* **EXERCISE DETAILS**
Take the material below and retype it in full; pictures are left out.

* **SUPPLIED RECORDS**
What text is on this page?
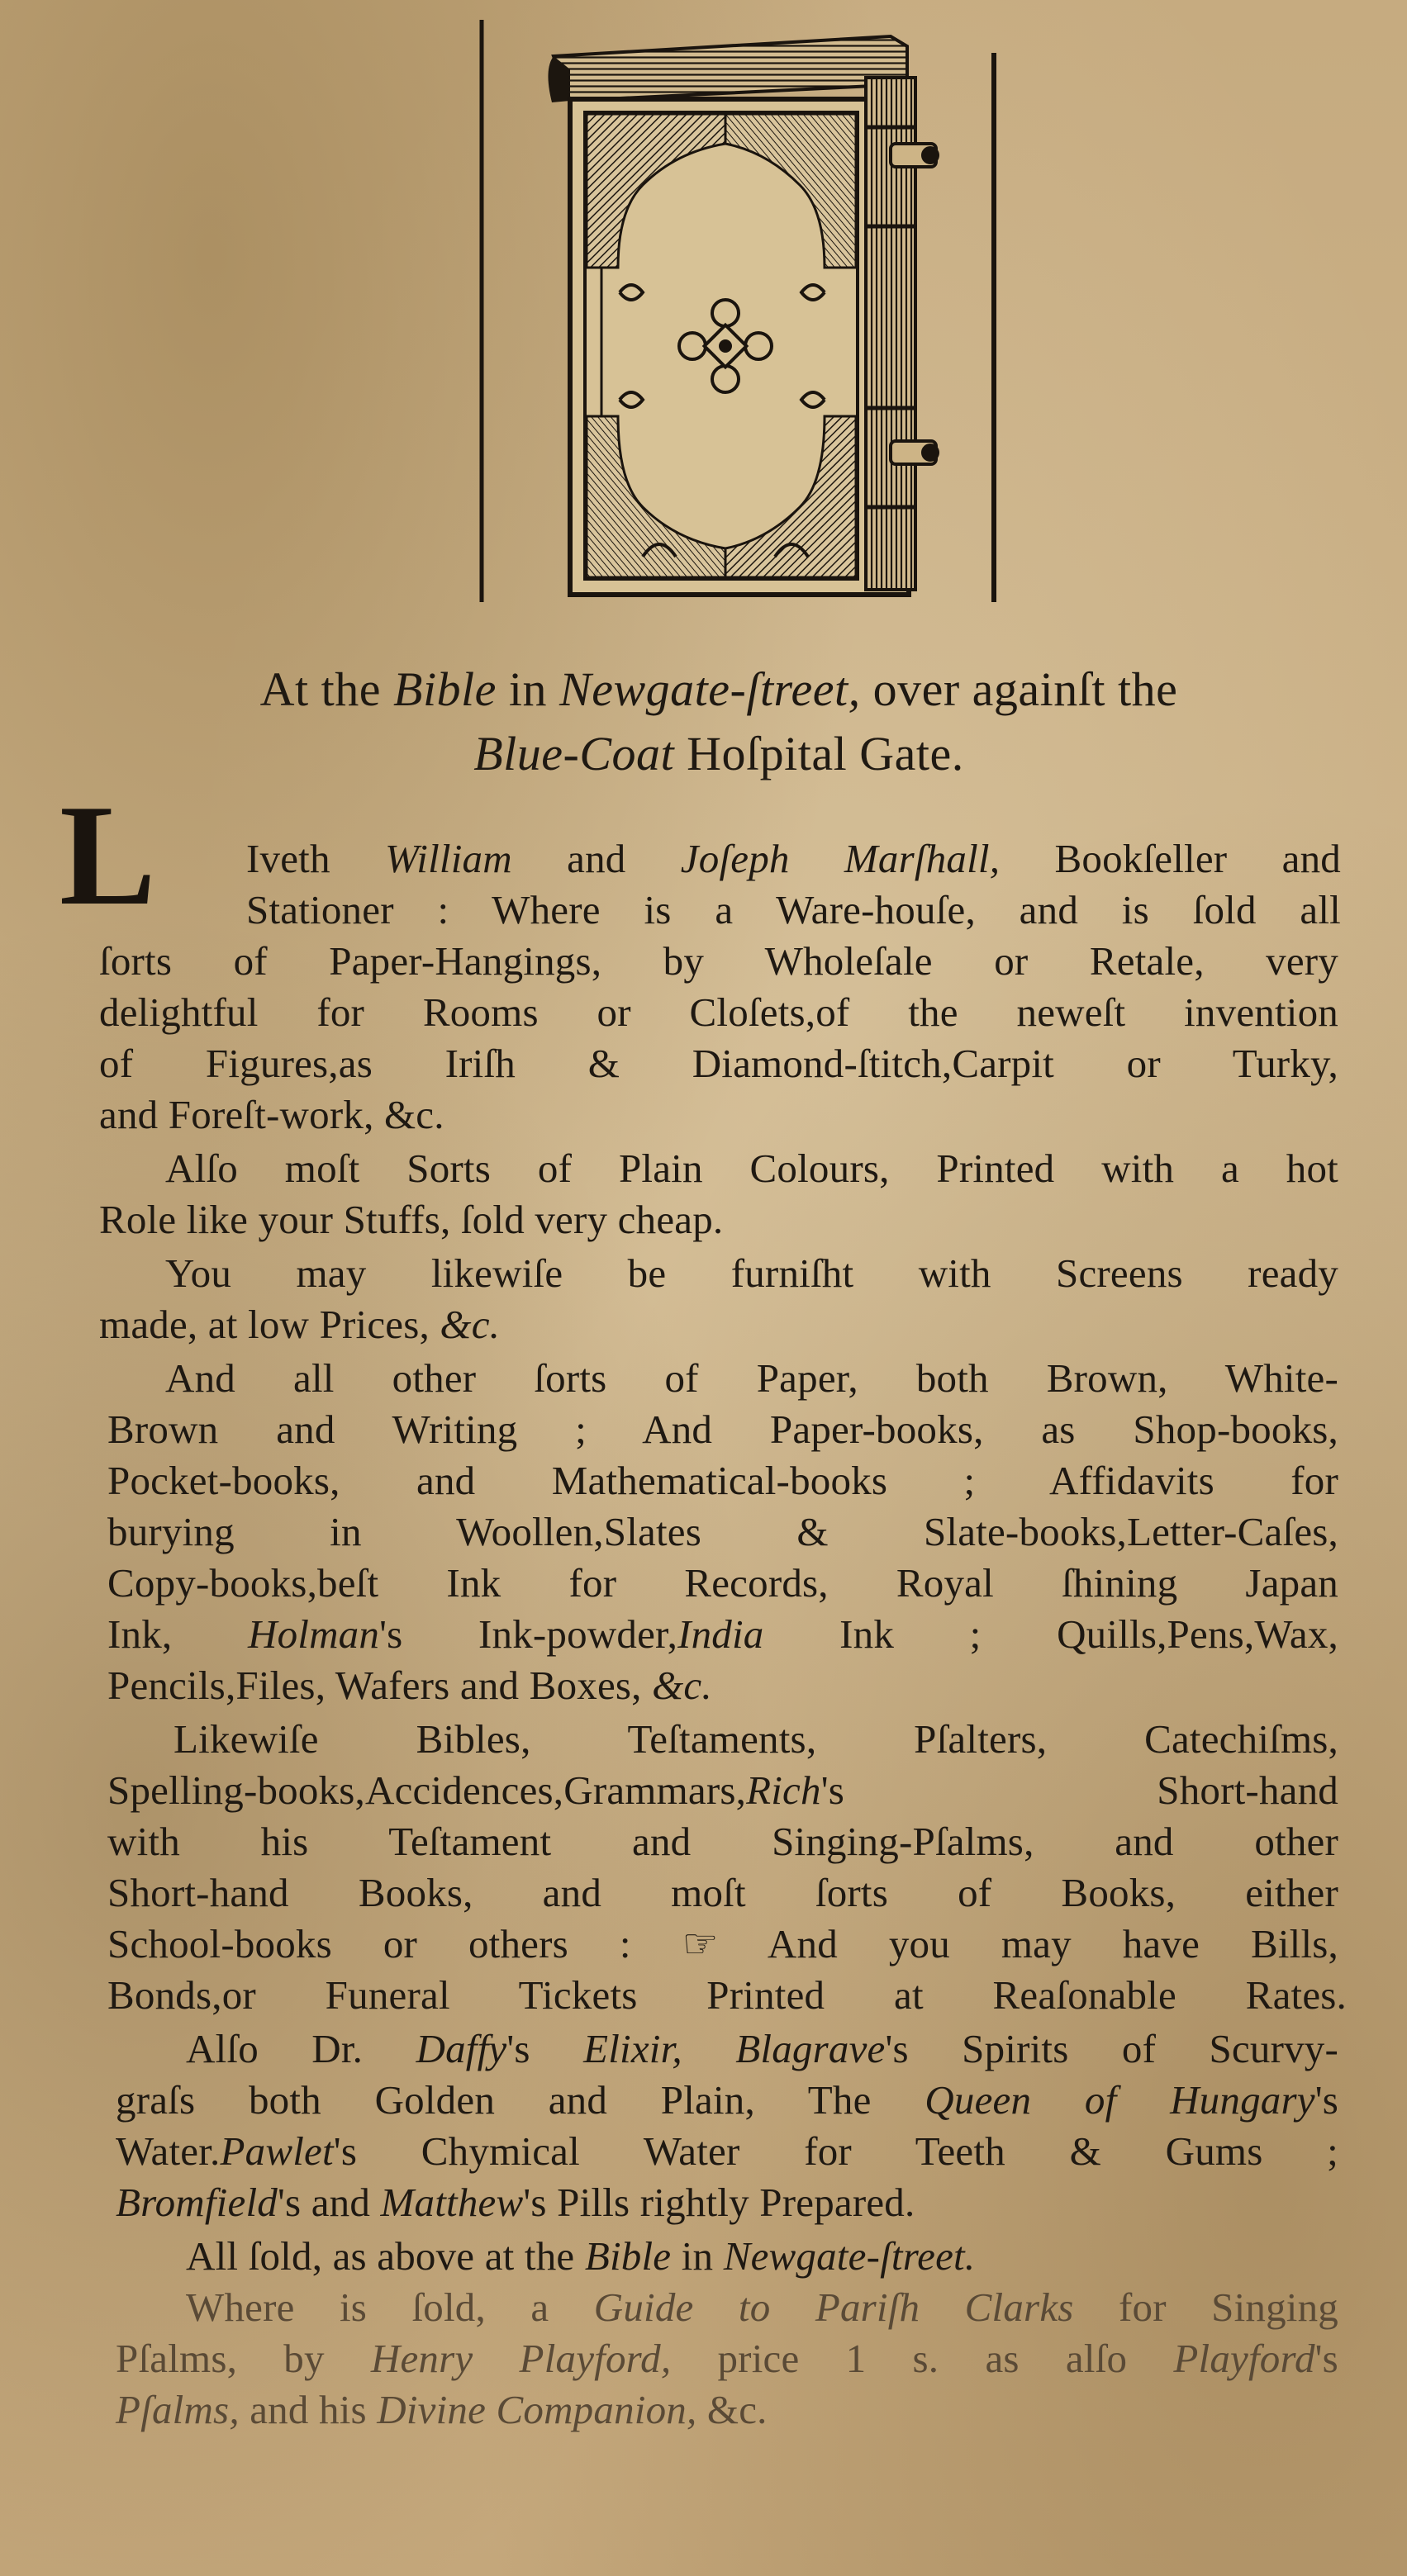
At the Bible in Newgate-ſtreet, over againſt the
Blue-Coat Hoſpital Gate.
L	Iveth William and Joſeph Marſhall, Bookſeller and
Stationer : Where is a Ware-houſe, and is ſold all
ſorts of Paper-Hangings, by Wholeſale or Retale, very
delightful for Rooms or Cloſets,of the neweſt invention
of Figures,as Iriſh & Diamond-ſtitch,Carpit or Turky,
and Foreſt-work, &c.
Alſo moſt Sorts of Plain Colours, Printed with a hot
Role like your Stuffs, ſold very cheap.
You may likewiſe be furniſht with Screens ready
made, at low Prices, &c.
And all other ſorts of Paper, both Brown, White-
Brown and Writing ; And Paper-books, as Shop-books,
Pocket-books, and Mathematical-books ; Affidavits for
burying in Woollen,Slates & Slate-books,Letter-Caſes,
Copy-books,beſt Ink for Records, Royal ſhining Japan
Ink, Holman's Ink-powder,India Ink ; Quills,Pens,Wax,
Pencils,Files, Wafers and Boxes, &c.
Likewiſe Bibles, Teſtaments, Pſalters, Catechiſms,
Spelling-books,Accidences,Grammars,Rich's Short-hand
with his Teſtament and Singing-Pſalms, and other
Short-hand Books, and moſt ſorts of Books, either
School-books or others : ☞ And you may have Bills,
Bonds,or Funeral Tickets Printed at Reaſonable Rates.
Alſo Dr. Daffy's Elixir, Blagrave's Spirits of Scurvy-
graſs both Golden and Plain, The Queen of Hungary's
Water.Pawlet's Chymical Water for Teeth & Gums ;
Bromfield's and Matthew's Pills rightly Prepared.
All ſold, as above at the Bible in Newgate-ſtreet.
Where is ſold, a Guide to Pariſh Clarks for Singing
Pſalms, by Henry Playford, price 1 s. as alſo Playford's
Pſalms, and his Divine Companion, &c.
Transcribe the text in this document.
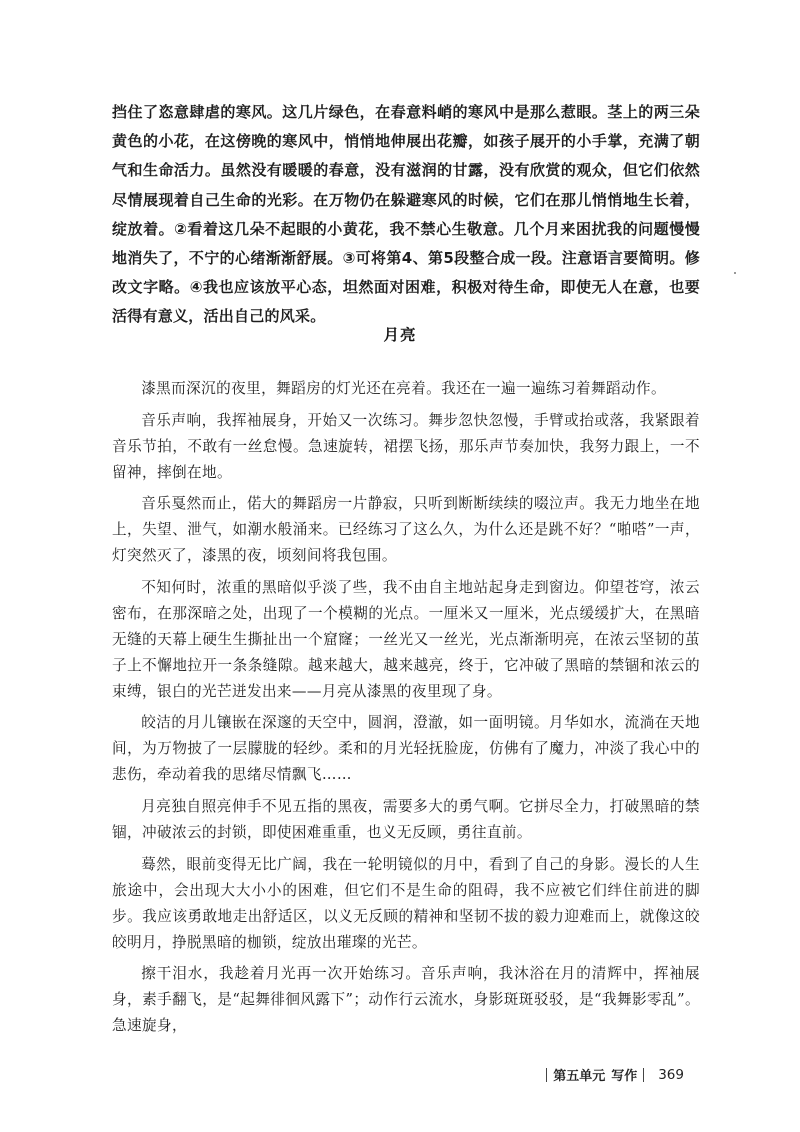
挡住了恣意肆虐的寒风。这几片绿色，在春意料峭的寒风中是那么惹眼。茎上的两三朵黄色的小花，在这傍晚的寒风中，悄悄地伸展出花瓣，如孩子展开的小手掌，充满了朝气和生命活力。虽然没有暖暖的春意，没有滋润的甘露，没有欣赏的观众，但它们依然尽情展现着自己生命的光彩。在万物仍在躲避寒风的时候，它们在那儿悄悄地生长着，绽放着。②看着这几朵不起眼的小黄花，我不禁心生敬意。几个月来困扰我的问题慢慢地消失了，不宁的心绪渐渐舒展。③可将第4、第5段整合成一段。注意语言要简明。修改文字略。④我也应该放平心态，坦然面对困难，积极对待生命，即使无人在意，也要活得有意义，活出自己的风采。

月亮

漆黑而深沉的夜里，舞蹈房的灯光还在亮着。我还在一遍一遍练习着舞蹈动作。

音乐声响，我挥袖展身，开始又一次练习。舞步忽快忽慢，手臂或抬或落，我紧跟着音乐节拍，不敢有一丝怠慢。急速旋转，裙摆飞扬，那乐声节奏加快，我努力跟上，一不留神，摔倒在地。

音乐戛然而止，偌大的舞蹈房一片静寂，只听到断断续续的啜泣声。我无力地坐在地上，失望、泄气，如潮水般涌来。已经练习了这么久，为什么还是跳不好？“啪嗒”一声，灯突然灭了，漆黑的夜，顷刻间将我包围。

不知何时，浓重的黑暗似乎淡了些，我不由自主地站起身走到窗边。仰望苍穹，浓云密布，在那深暗之处，出现了一个模糊的光点。一厘米又一厘米，光点缓缓扩大，在黑暗无缝的天幕上硬生生撕扯出一个窟窿；一丝光又一丝光，光点渐渐明亮，在浓云坚韧的茧子上不懈地拉开一条条缝隙。越来越大，越来越亮，终于，它冲破了黑暗的禁锢和浓云的束缚，银白的光芒迸发出来——月亮从漆黑的夜里现了身。

皎洁的月儿镶嵌在深邃的天空中，圆润，澄澈，如一面明镜。月华如水，流淌在天地间，为万物披了一层朦胧的轻纱。柔和的月光轻抚脸庞，仿佛有了魔力，冲淡了我心中的悲伤，牵动着我的思绪尽情飘飞……

月亮独自照亮伸手不见五指的黑夜，需要多大的勇气啊。它拼尽全力，打破黑暗的禁锢，冲破浓云的封锁，即使困难重重，也义无反顾，勇往直前。

蓦然，眼前变得无比广阔，我在一轮明镜似的月中，看到了自己的身影。漫长的人生旅途中，会出现大大小小的困难，但它们不是生命的阻碍，我不应被它们绊住前进的脚步。我应该勇敢地走出舒适区，以义无反顾的精神和坚韧不拔的毅力迎难而上，就像这皎皎明月，挣脱黑暗的枷锁，绽放出璀璨的光芒。

擦干泪水，我趁着月光再一次开始练习。音乐声响，我沐浴在月的清辉中，挥袖展身，素手翻飞，是“起舞徘徊风露下”；动作行云流水，身影斑斑驳驳，是“我舞影零乱”。急速旋身，

第五单元 写作 369
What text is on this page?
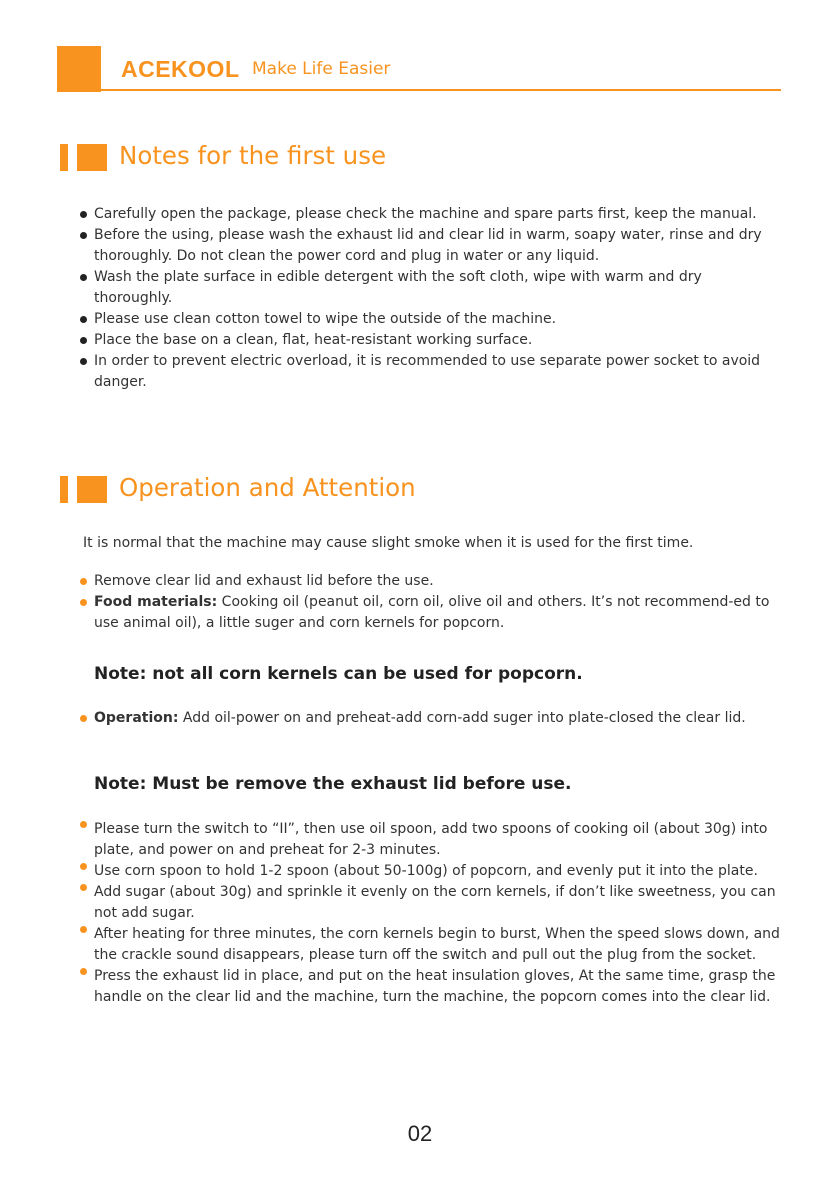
ACEKOOL Make Life Easier
Notes for the first use
Carefully open the package, please check the machine and spare parts first, keep the manual.
Before the using, please wash the exhaust lid and clear lid in warm, soapy water, rinse and dry thoroughly. Do not clean the power cord and plug in water or any liquid.
Wash the plate surface in edible detergent with the soft cloth, wipe with warm and dry thoroughly.
Please use clean cotton towel to wipe the outside of the machine.
Place the base on a clean, flat, heat-resistant working surface.
In order to prevent electric overload, it is recommended to use separate power socket to avoid danger.
Operation and Attention
It is normal that the machine may cause slight smoke when it is used for the first time.
Remove clear lid and exhaust lid before the use.
Food materials: Cooking oil (peanut oil, corn oil, olive oil and others. It’s not recommend-ed to use animal oil), a little suger and corn kernels for popcorn.
Note: not all corn kernels can be used for popcorn.
Operation: Add oil-power on and preheat-add corn-add suger into plate-closed the clear lid.
Note: Must be remove the exhaust lid before use.
Please turn the switch to “II”, then use oil spoon, add two spoons of cooking oil (about 30g) into plate, and power on and preheat for 2-3 minutes.
Use corn spoon to hold 1-2 spoon (about 50-100g) of popcorn, and evenly put it into the plate.
Add sugar (about 30g) and sprinkle it evenly on the corn kernels, if don’t like sweetness, you can not add sugar.
After heating for three minutes, the corn kernels begin to burst, When the speed slows down, and the crackle sound disappears, please turn off the switch and pull out the plug from the socket.
Press the exhaust lid in place, and put on the heat insulation gloves, At the same time, grasp the handle on the clear lid and the machine, turn the machine, the popcorn comes into the clear lid.
02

* **COMPLETED TASK**
What text is on this page?
At the Bible in Newgate-ſtreet, over againſt the
Blue-Coat Hoſpital Gate.
L	Iveth William and Joſeph Marſhall, Bookſeller and
Stationer : Where is a Ware-houſe, and is ſold all
ſorts of Paper-Hangings, by Wholeſale or Retale, very
delightful for Rooms or Cloſets,of the neweſt invention
of Figures,as Iriſh & Diamond-ſtitch,Carpit or Turky,
and Foreſt-work, &c.
Alſo moſt Sorts of Plain Colours, Printed with a hot
Role like your Stuffs, ſold very cheap.
You may likewiſe be furniſht with Screens ready
made, at low Prices, &c.
And all other ſorts of Paper, both Brown, White-
Brown and Writing ; And Paper-books, as Shop-books,
Pocket-books, and Mathematical-books ; Affidavits for
burying in Woollen,Slates & Slate-books,Letter-Caſes,
Copy-books,beſt Ink for Records, Royal ſhining Japan
Ink, Holman's Ink-powder,India Ink ; Quills,Pens,Wax,
Pencils,Files, Wafers and Boxes, &c.
Likewiſe Bibles, Teſtaments, Pſalters, Catechiſms,
Spelling-books,Accidences,Grammars,Rich's Short-hand
with his Teſtament and Singing-Pſalms, and other
Short-hand Books, and moſt ſorts of Books, either
School-books or others : ☞ And you may have Bills,
Bonds,or Funeral Tickets Printed at Reaſonable Rates.
Alſo Dr. Daffy's Elixir, Blagrave's Spirits of Scurvy-
graſs both Golden and Plain, The Queen of Hungary's
Water.Pawlet's Chymical Water for Teeth & Gums ;
Bromfield's and Matthew's Pills rightly Prepared.
All ſold, as above at the Bible in Newgate-ſtreet.
Where is ſold, a Guide to Pariſh Clarks for Singing
Pſalms, by Henry Playford, price 1 s. as alſo Playford's
Pſalms, and his Divine Companion, &c.
Transcribe the text in this document.
挡住了恣意肆虐的寒风。这几片绿色，在春意料峭的寒风中是那么惹眼。茎上的两三朵黄色的小花，在这傍晚的寒风中，悄悄地伸展出花瓣，如孩子展开的小手掌，充满了朝气和生命活力。虽然没有暖暖的春意，没有滋润的甘露，没有欣赏的观众，但它们依然尽情展现着自己生命的光彩。在万物仍在躲避寒风的时候，它们在那儿悄悄地生长着，绽放着。②看着这几朵不起眼的小黄花，我不禁心生敬意。几个月来困扰我的问题慢慢地消失了，不宁的心绪渐渐舒展。③可将第4、第5段整合成一段。注意语言要简明。修改文字略。④我也应该放平心态，坦然面对困难，积极对待生命，即使无人在意，也要活得有意义，活出自己的风采。

月亮

漆黑而深沉的夜里，舞蹈房的灯光还在亮着。我还在一遍一遍练习着舞蹈动作。

音乐声响，我挥袖展身，开始又一次练习。舞步忽快忽慢，手臂或抬或落，我紧跟着音乐节拍，不敢有一丝怠慢。急速旋转，裙摆飞扬，那乐声节奏加快，我努力跟上，一不留神，摔倒在地。

音乐戛然而止，偌大的舞蹈房一片静寂，只听到断断续续的啜泣声。我无力地坐在地上，失望、泄气，如潮水般涌来。已经练习了这么久，为什么还是跳不好？“啪嗒”一声，灯突然灭了，漆黑的夜，顷刻间将我包围。

不知何时，浓重的黑暗似乎淡了些，我不由自主地站起身走到窗边。仰望苍穹，浓云密布，在那深暗之处，出现了一个模糊的光点。一厘米又一厘米，光点缓缓扩大，在黑暗无缝的天幕上硬生生撕扯出一个窟窿；一丝光又一丝光，光点渐渐明亮，在浓云坚韧的茧子上不懈地拉开一条条缝隙。越来越大，越来越亮，终于，它冲破了黑暗的禁锢和浓云的束缚，银白的光芒迸发出来——月亮从漆黑的夜里现了身。

皎洁的月儿镶嵌在深邃的天空中，圆润，澄澈，如一面明镜。月华如水，流淌在天地间，为万物披了一层朦胧的轻纱。柔和的月光轻抚脸庞，仿佛有了魔力，冲淡了我心中的悲伤，牵动着我的思绪尽情飘飞……

月亮独自照亮伸手不见五指的黑夜，需要多大的勇气啊。它拼尽全力，打破黑暗的禁锢，冲破浓云的封锁，即使困难重重，也义无反顾，勇往直前。

蓦然，眼前变得无比广阔，我在一轮明镜似的月中，看到了自己的身影。漫长的人生旅途中，会出现大大小小的困难，但它们不是生命的阻碍，我不应被它们绊住前进的脚步。我应该勇敢地走出舒适区，以义无反顾的精神和坚韧不拔的毅力迎难而上，就像这皎皎明月，挣脱黑暗的枷锁，绽放出璀璨的光芒。

擦干泪水，我趁着月光再一次开始练习。音乐声响，我沐浴在月的清辉中，挥袖展身，素手翻飞，是“起舞徘徊风露下”；动作行云流水，身影斑斑驳驳，是“我舞影零乱”。急速旋身，

第五单元 写作 369
What text is on this page?
ACEKOOL Make Life Easier
Notes for the first use
Carefully open the package, please check the machine and spare parts first, keep the manual.
Before the using, please wash the exhaust lid and clear lid in warm, soapy water, rinse and dry thoroughly. Do not clean the power cord and plug in water or any liquid.
Wash the plate surface in edible detergent with the soft cloth, wipe with warm and dry thoroughly.
Please use clean cotton towel to wipe the outside of the machine.
Place the base on a clean, flat, heat-resistant working surface.
In order to prevent electric overload, it is recommended to use separate power socket to avoid danger.
Operation and Attention
It is normal that the machine may cause slight smoke when it is used for the first time.
Remove clear lid and exhaust lid before the use.
Food materials: Cooking oil (peanut oil, corn oil, olive oil and others. It’s not recommend-ed to use animal oil), a little suger and corn kernels for popcorn.
Note: not all corn kernels can be used for popcorn.
Operation: Add oil-power on and preheat-add corn-add suger into plate-closed the clear lid.
Note: Must be remove the exhaust lid before use.
Please turn the switch to “II”, then use oil spoon, add two spoons of cooking oil (about 30g) into plate, and power on and preheat for 2-3 minutes.
Use corn spoon to hold 1-2 spoon (about 50-100g) of popcorn, and evenly put it into the plate.
Add sugar (about 30g) and sprinkle it evenly on the corn kernels, if don’t like sweetness, you can not add sugar.
After heating for three minutes, the corn kernels begin to burst, When the speed slows down, and the crackle sound disappears, please turn off the switch and pull out the plug from the socket.
Press the exhaust lid in place, and put on the heat insulation gloves, At the same time, grasp the handle on the clear lid and the machine, turn the machine, the popcorn comes into the clear lid.
02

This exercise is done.